İstek 1. Aşağıdaki kayıtların hepsinde geçen "watermark" ifadesini "filigran" ile değiştirerek satırları yeniden yaz, başka hiçbir şeye dokunma. Resimleri cevaba katma.

Metin bölümü.
• • • • •

Sokrates, evlenmiştir, ama zevcesi Xanthippe ile mesut olmamıştır. Bu sebeple, “Mesut olmak istiyorsan evlen ya da evlenme. Her iki halde de pişman olursun” demiştir. Mamafih Sokrates gibi aykırı birinin evlenip mesut olması da kolay değildir.
Stoacılar hislerin kölesi olmamayı müdafaa ederler. Bekâr kalmak buna bir vasıta olabilir. Epiktetos hiç evlenmemiştir, ama evlenmeye karşı da katı bir duruşu yoktur. Kişi evlensin, ama yeter ki deruni ahengi bozmasın.
Aristoteles ise aileyi cemiyetin temeli görür. Evlilik tabii bir birliktir. İnsanın tabiatı gereği sosyal bir varlık olduğu için, aile mühimdir.
Konfüçyüs için de aile en yüksek faziletlerdendir. Bekârlık, sosyal mesuliyetlerden kaçınmaktır. Evlilik hem şahsi tekâmül, hem de sosyal ahenk için lüzumludur.
Filozof Kant evlenmemişti. Düzenli ve disiplinli hayatı sever, hissi bağlılıkların felsefi üretkenliği bozabileceğini düşünürdü. Evlilik, akılcı bir akit olabilir ama aşk gibi tutkularla yönlendirildiğinde akıl dışı hale gelirdi.
Arthur Schopenhauer, kadın düşmanıydı. Evliliği, insanların tutkularına boyun eğmesi olarak görür. Ona göre evlilik, tabiatın insanları kandırarak türün devamını temin etmesidir. “Evlenmek, haklarını ikiye bölüp vazifelerini iki katına çıkarmaktır” demiştir.

• • • • •

İstek 2. Filozofların evliliğe bakışını anlatan metindeki "Aristoteles ise aileyi cemiyetin temeli görür." cümlesini İngilizceye çevir.

• • • • •

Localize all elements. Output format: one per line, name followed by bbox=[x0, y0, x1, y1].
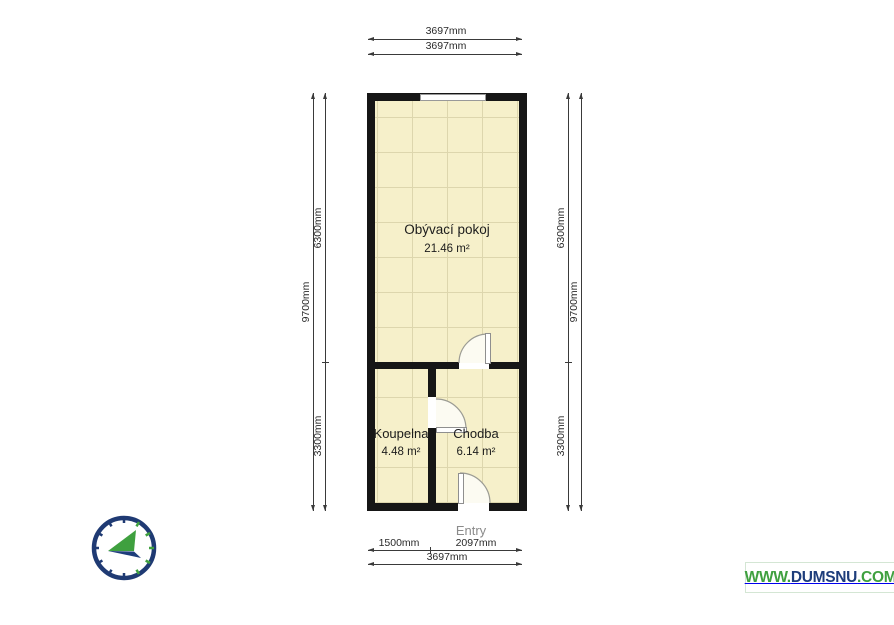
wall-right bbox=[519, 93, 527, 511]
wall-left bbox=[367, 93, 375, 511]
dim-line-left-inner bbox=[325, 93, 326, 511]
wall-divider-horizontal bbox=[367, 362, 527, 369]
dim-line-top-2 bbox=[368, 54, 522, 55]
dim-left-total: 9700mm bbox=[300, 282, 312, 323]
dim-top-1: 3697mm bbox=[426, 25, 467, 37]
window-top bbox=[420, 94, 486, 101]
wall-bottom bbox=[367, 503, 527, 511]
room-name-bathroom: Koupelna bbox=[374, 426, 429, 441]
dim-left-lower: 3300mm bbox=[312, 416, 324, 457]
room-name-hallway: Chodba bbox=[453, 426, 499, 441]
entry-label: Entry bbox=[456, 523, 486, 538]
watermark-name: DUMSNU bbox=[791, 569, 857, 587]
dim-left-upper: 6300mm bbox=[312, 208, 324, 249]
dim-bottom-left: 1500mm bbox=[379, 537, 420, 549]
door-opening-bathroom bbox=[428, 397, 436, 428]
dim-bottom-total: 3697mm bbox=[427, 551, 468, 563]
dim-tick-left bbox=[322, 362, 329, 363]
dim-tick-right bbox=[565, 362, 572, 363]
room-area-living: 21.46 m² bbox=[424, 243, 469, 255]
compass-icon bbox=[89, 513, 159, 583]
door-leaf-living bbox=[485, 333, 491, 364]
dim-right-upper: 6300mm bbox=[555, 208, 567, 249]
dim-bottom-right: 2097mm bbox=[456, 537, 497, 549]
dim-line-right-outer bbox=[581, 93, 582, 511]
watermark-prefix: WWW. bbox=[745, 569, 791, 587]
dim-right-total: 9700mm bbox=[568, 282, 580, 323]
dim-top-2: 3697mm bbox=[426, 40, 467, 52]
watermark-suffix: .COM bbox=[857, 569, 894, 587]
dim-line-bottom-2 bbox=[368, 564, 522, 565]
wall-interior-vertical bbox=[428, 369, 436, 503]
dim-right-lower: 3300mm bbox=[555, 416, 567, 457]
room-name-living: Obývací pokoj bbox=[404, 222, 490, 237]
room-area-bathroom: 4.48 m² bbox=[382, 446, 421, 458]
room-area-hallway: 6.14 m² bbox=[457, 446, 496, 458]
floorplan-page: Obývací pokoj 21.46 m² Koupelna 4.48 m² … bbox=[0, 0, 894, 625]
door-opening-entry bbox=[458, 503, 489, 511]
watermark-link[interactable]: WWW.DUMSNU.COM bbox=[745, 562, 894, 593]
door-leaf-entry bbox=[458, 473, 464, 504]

• • • • •

Görev sonucu 1.
Localize all elements. Output format: one per line, name followed by bbox=[x0, y0, x1, y1].
wall-right bbox=[519, 93, 527, 511]
wall-left bbox=[367, 93, 375, 511]
dim-line-left-inner bbox=[325, 93, 326, 511]
wall-divider-horizontal bbox=[367, 362, 527, 369]
dim-line-top-2 bbox=[368, 54, 522, 55]
dim-left-total: 9700mm bbox=[300, 282, 312, 323]
dim-top-1: 3697mm bbox=[426, 25, 467, 37]
window-top bbox=[420, 94, 486, 101]
wall-bottom bbox=[367, 503, 527, 511]
room-name-bathroom: Koupelna bbox=[374, 426, 429, 441]
dim-left-lower: 3300mm bbox=[312, 416, 324, 457]
room-name-hallway: Chodba bbox=[453, 426, 499, 441]
entry-label: Entry bbox=[456, 523, 486, 538]
filigran-name: DUMSNU bbox=[791, 569, 857, 587]
dim-left-upper: 6300mm bbox=[312, 208, 324, 249]
dim-bottom-left: 1500mm bbox=[379, 537, 420, 549]
door-opening-bathroom bbox=[428, 397, 436, 428]
dim-bottom-total: 3697mm bbox=[427, 551, 468, 563]
dim-tick-left bbox=[322, 362, 329, 363]
dim-tick-right bbox=[565, 362, 572, 363]
room-area-living: 21.46 m² bbox=[424, 243, 469, 255]
compass-icon bbox=[89, 513, 159, 583]
door-leaf-living bbox=[485, 333, 491, 364]
dim-right-upper: 6300mm bbox=[555, 208, 567, 249]
dim-bottom-right: 2097mm bbox=[456, 537, 497, 549]
dim-line-right-outer bbox=[581, 93, 582, 511]
filigran-prefix: WWW. bbox=[745, 569, 791, 587]
dim-right-total: 9700mm bbox=[568, 282, 580, 323]
dim-top-2: 3697mm bbox=[426, 40, 467, 52]
filigran-suffix: .COM bbox=[857, 569, 894, 587]
dim-line-bottom-2 bbox=[368, 564, 522, 565]
wall-interior-vertical bbox=[428, 369, 436, 503]
dim-right-lower: 3300mm bbox=[555, 416, 567, 457]
room-name-living: Obývací pokoj bbox=[404, 222, 490, 237]
room-area-bathroom: 4.48 m² bbox=[382, 446, 421, 458]
room-area-hallway: 6.14 m² bbox=[457, 446, 496, 458]
floorplan-page: Obývací pokoj 21.46 m² Koupelna 4.48 m² … bbox=[0, 0, 894, 625]
door-opening-entry bbox=[458, 503, 489, 511]
filigran-link[interactable]: WWW.DUMSNU.COM bbox=[745, 562, 894, 593]
door-leaf-entry bbox=[458, 473, 464, 504]

Görev sonucu 2. Aristotle, on the other hand, sees the family as the foundation of society.